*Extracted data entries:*
------------------------------------------------------------------------
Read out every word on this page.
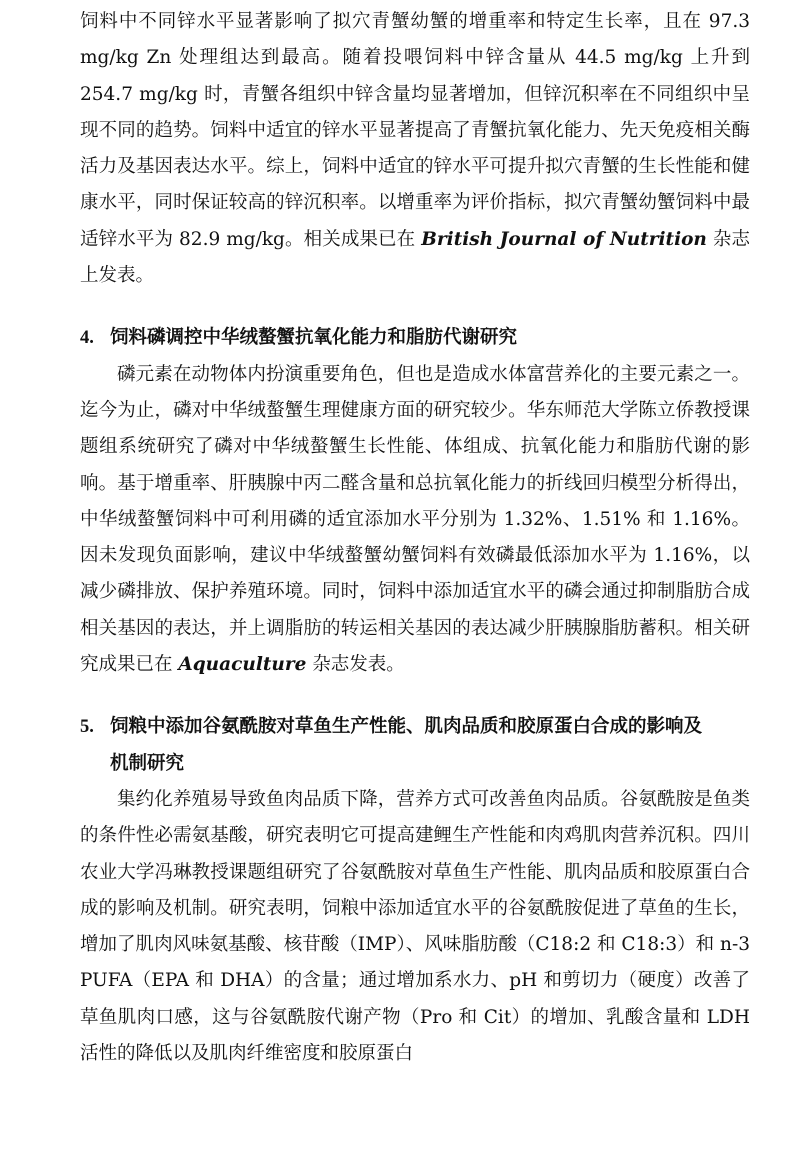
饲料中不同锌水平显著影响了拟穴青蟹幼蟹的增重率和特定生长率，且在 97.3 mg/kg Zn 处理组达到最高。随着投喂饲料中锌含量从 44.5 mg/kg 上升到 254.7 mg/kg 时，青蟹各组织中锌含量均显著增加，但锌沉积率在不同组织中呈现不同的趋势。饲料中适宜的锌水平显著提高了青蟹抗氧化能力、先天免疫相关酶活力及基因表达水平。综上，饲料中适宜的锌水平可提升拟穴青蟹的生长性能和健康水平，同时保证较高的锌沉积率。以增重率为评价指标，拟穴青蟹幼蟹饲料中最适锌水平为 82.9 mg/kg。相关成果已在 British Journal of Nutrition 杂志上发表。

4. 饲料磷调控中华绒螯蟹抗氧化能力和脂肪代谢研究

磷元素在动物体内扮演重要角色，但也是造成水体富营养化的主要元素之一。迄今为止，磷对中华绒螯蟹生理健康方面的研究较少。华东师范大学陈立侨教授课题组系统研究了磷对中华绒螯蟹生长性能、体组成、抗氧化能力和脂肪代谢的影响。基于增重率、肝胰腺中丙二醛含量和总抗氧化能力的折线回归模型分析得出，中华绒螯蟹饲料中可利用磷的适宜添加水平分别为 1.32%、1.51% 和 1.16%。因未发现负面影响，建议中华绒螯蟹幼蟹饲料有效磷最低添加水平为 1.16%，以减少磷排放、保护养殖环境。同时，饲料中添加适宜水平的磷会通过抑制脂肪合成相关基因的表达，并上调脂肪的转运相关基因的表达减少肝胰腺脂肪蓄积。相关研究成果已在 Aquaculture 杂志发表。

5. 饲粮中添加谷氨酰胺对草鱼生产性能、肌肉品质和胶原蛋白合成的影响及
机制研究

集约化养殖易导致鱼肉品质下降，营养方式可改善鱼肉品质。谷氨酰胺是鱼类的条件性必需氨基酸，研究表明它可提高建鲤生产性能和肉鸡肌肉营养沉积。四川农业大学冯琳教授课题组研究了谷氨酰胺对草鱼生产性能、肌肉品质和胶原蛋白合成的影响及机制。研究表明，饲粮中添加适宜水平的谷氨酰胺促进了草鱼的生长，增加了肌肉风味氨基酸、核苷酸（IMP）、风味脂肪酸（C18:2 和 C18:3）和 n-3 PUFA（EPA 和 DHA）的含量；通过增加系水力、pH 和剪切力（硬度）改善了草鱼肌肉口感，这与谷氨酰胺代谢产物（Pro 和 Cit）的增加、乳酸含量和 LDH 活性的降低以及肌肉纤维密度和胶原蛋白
------------------------------------------------------------------------
*DO THIS:* Repeat each entry precisely as it appears. Leave the pictures out.

*ANSWER IN FULL:*
Read out every word on this page.
饲料中不同锌水平显著影响了拟穴青蟹幼蟹的增重率和特定生长率，且在 97.3 mg/kg Zn 处理组达到最高。随着投喂饲料中锌含量从 44.5 mg/kg 上升到 254.7 mg/kg 时，青蟹各组织中锌含量均显著增加，但锌沉积率在不同组织中呈现不同的趋势。饲料中适宜的锌水平显著提高了青蟹抗氧化能力、先天免疫相关酶活力及基因表达水平。综上，饲料中适宜的锌水平可提升拟穴青蟹的生长性能和健康水平，同时保证较高的锌沉积率。以增重率为评价指标，拟穴青蟹幼蟹饲料中最适锌水平为 82.9 mg/kg。相关成果已在 British Journal of Nutrition 杂志上发表。

4. 饲料磷调控中华绒螯蟹抗氧化能力和脂肪代谢研究

磷元素在动物体内扮演重要角色，但也是造成水体富营养化的主要元素之一。迄今为止，磷对中华绒螯蟹生理健康方面的研究较少。华东师范大学陈立侨教授课题组系统研究了磷对中华绒螯蟹生长性能、体组成、抗氧化能力和脂肪代谢的影响。基于增重率、肝胰腺中丙二醛含量和总抗氧化能力的折线回归模型分析得出，中华绒螯蟹饲料中可利用磷的适宜添加水平分别为 1.32%、1.51% 和 1.16%。因未发现负面影响，建议中华绒螯蟹幼蟹饲料有效磷最低添加水平为 1.16%，以减少磷排放、保护养殖环境。同时，饲料中添加适宜水平的磷会通过抑制脂肪合成相关基因的表达，并上调脂肪的转运相关基因的表达减少肝胰腺脂肪蓄积。相关研究成果已在 Aquaculture 杂志发表。

5. 饲粮中添加谷氨酰胺对草鱼生产性能、肌肉品质和胶原蛋白合成的影响及
机制研究

集约化养殖易导致鱼肉品质下降，营养方式可改善鱼肉品质。谷氨酰胺是鱼类的条件性必需氨基酸，研究表明它可提高建鲤生产性能和肉鸡肌肉营养沉积。四川农业大学冯琳教授课题组研究了谷氨酰胺对草鱼生产性能、肌肉品质和胶原蛋白合成的影响及机制。研究表明，饲粮中添加适宜水平的谷氨酰胺促进了草鱼的生长，增加了肌肉风味氨基酸、核苷酸（IMP）、风味脂肪酸（C18:2 和 C18:3）和 n-3 PUFA（EPA 和 DHA）的含量；通过增加系水力、pH 和剪切力（硬度）改善了草鱼肌肉口感，这与谷氨酰胺代谢产物（Pro 和 Cit）的增加、乳酸含量和 LDH 活性的降低以及肌肉纤维密度和胶原蛋白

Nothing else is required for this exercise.